- **EXERCISE DESCRIPTION**: Your task is to copy each line that has the word "rendszer".

- **GIVEN DATA**:
_ _ _ _

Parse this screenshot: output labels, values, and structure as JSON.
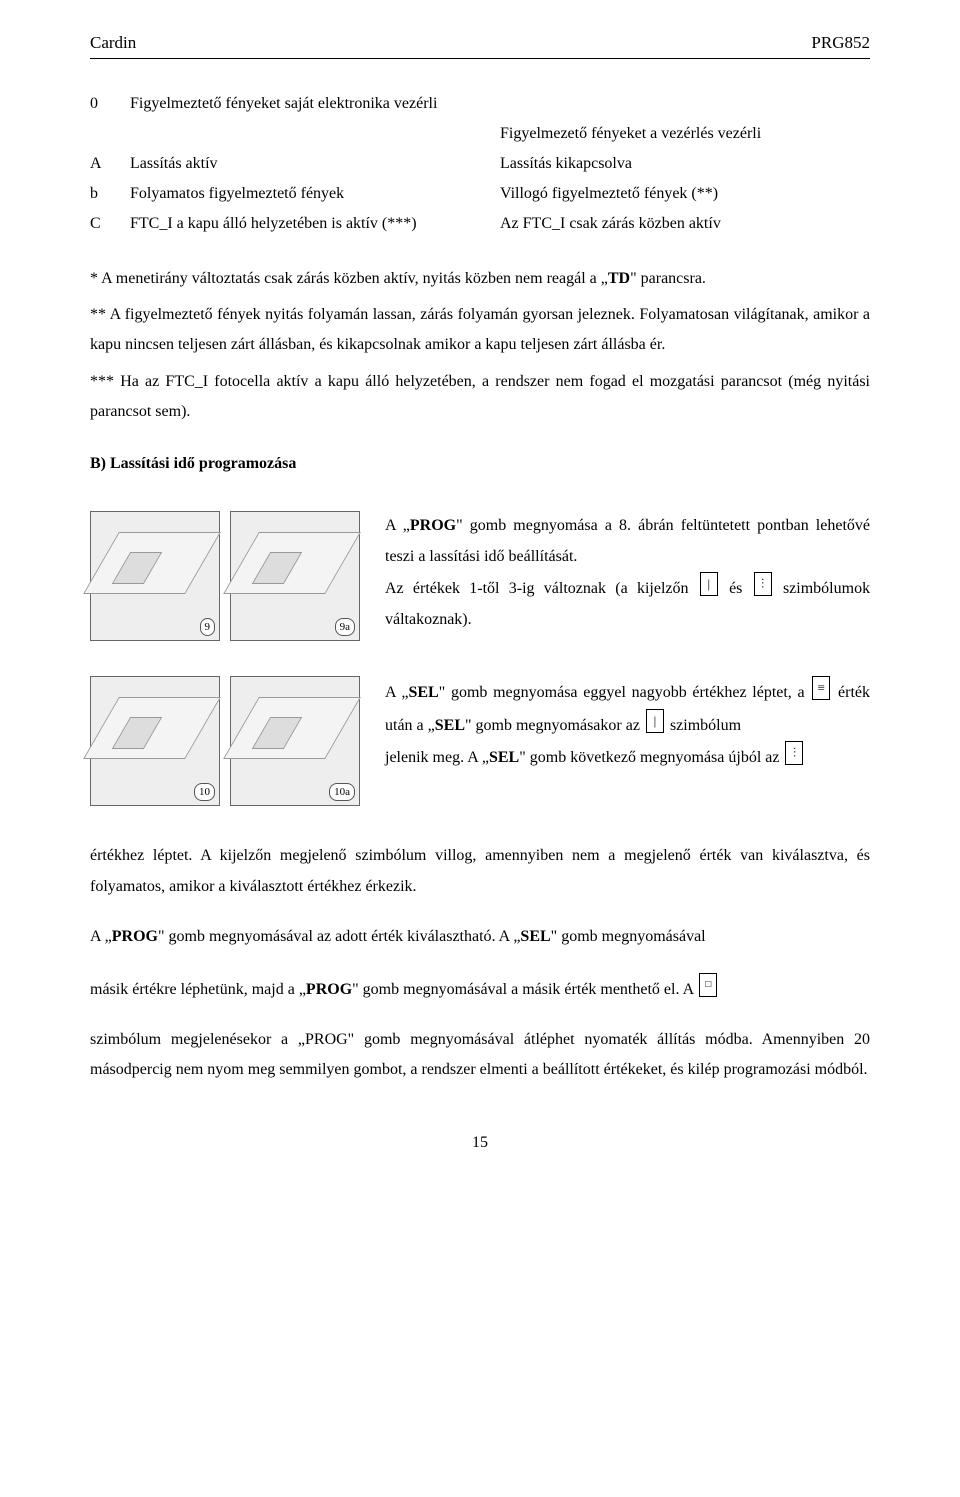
{
  "header": {
    "brand": "Cardin",
    "model": "PRG852"
  },
  "table": {
    "rows": [
      {
        "key": "0",
        "col1": "Figyelmeztető fényeket saját elektronika vezérli",
        "col2": ""
      },
      {
        "key": "",
        "col1": "",
        "col2": "Figyelmezető fényeket a vezérlés vezérli"
      },
      {
        "key": "A",
        "col1": "Lassítás aktív",
        "col2": "Lassítás kikapcsolva"
      },
      {
        "key": "b",
        "col1": "Folyamatos figyelmeztető fények",
        "col2": "Villogó figyelmeztető fények (**)"
      },
      {
        "key": "C",
        "col1": "FTC_I a kapu álló helyzetében is aktív (***)",
        "col2": "Az FTC_I csak zárás közben aktív"
      }
    ]
  },
  "notes": {
    "n1_a": "* A menetirány változtatás csak zárás közben aktív, nyitás közben nem reagál a „",
    "n1_td": "TD",
    "n1_b": "\" parancsra.",
    "n2": "** A figyelmeztető fények nyitás folyamán lassan, zárás folyamán gyorsan jeleznek. Folyamatosan világítanak, amikor a kapu nincsen teljesen zárt állásban, és kikapcsolnak amikor a kapu teljesen zárt állásba ér.",
    "n3": "*** Ha az FTC_I fotocella aktív a kapu álló helyzetében, a rendszer nem fogad el mozgatási parancsot (még nyitási parancsot sem)."
  },
  "sectionB": {
    "title": "B) Lassítási idő programozása",
    "fig": {
      "a": "9",
      "b": "9a",
      "c": "10",
      "d": "10a"
    },
    "p1_a": "A „",
    "p1_prog": "PROG",
    "p1_b": "\" gomb megnyomása a 8. ábrán feltüntetett pontban lehetővé teszi a lassítási idő beállítását.",
    "p2_a": "Az értékek 1-től 3-ig változnak (a kijelzőn",
    "p2_b": "és",
    "p2_c": "szimbólumok váltakoznak).",
    "p3_a": "A „",
    "p3_sel": "SEL",
    "p3_b": "\" gomb megnyomása eggyel nagyobb értékhez léptet, a",
    "p3_c": "érték után a „",
    "p3_d": "\" gomb megnyomásakor az",
    "p3_e": "szimbólum",
    "p4_a": "jelenik meg. A „",
    "p4_sel": "SEL",
    "p4_b": "\" gomb következő megnyomása újból az",
    "p5": "értékhez léptet. A kijelzőn megjelenő szimbólum villog, amennyiben nem a megjelenő érték van kiválasztva, és folyamatos, amikor a kiválasztott értékhez érkezik."
  },
  "closing": {
    "p1_a": "A „",
    "p1_prog": "PROG",
    "p1_b": "\" gomb megnyomásával az adott érték kiválasztható. A „",
    "p1_sel": "SEL",
    "p1_c": "\" gomb megnyomásával",
    "p2_a": "másik értékre léphetünk, majd a „",
    "p2_prog": "PROG",
    "p2_b": "\" gomb megnyomásával a másik érték menthető el. A",
    "p3": "szimbólum megjelenésekor a „PROG\" gomb megnyomásával átléphet nyomaték állítás módba. Amennyiben 20 másodpercig nem nyom meg semmilyen gombot, a rendszer elmenti a beállított értékeket, és kilép programozási módból."
  },
  "page": "15"
}
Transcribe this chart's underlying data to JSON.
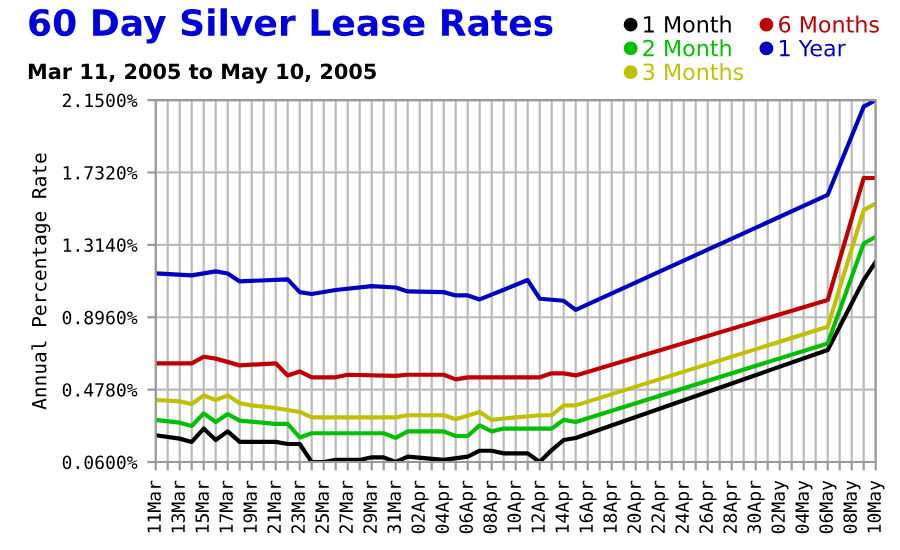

_ _ _ _

- **FINAL ANSWER**:
    "n3": "*** Ha az FTC_I fotocella aktív a kapu álló helyzetében, a rendszer nem fogad el mozgatási parancsot (még nyitási parancsot sem)."
    "p3": "szimbólum megjelenésekor a „PROG\" gomb megnyomásával átléphet nyomaték állítás módba. Amennyiben 20 másodpercig nem nyom meg semmilyen gombot, a rendszer elmenti a beállított értékeket, és kilép programozási módból."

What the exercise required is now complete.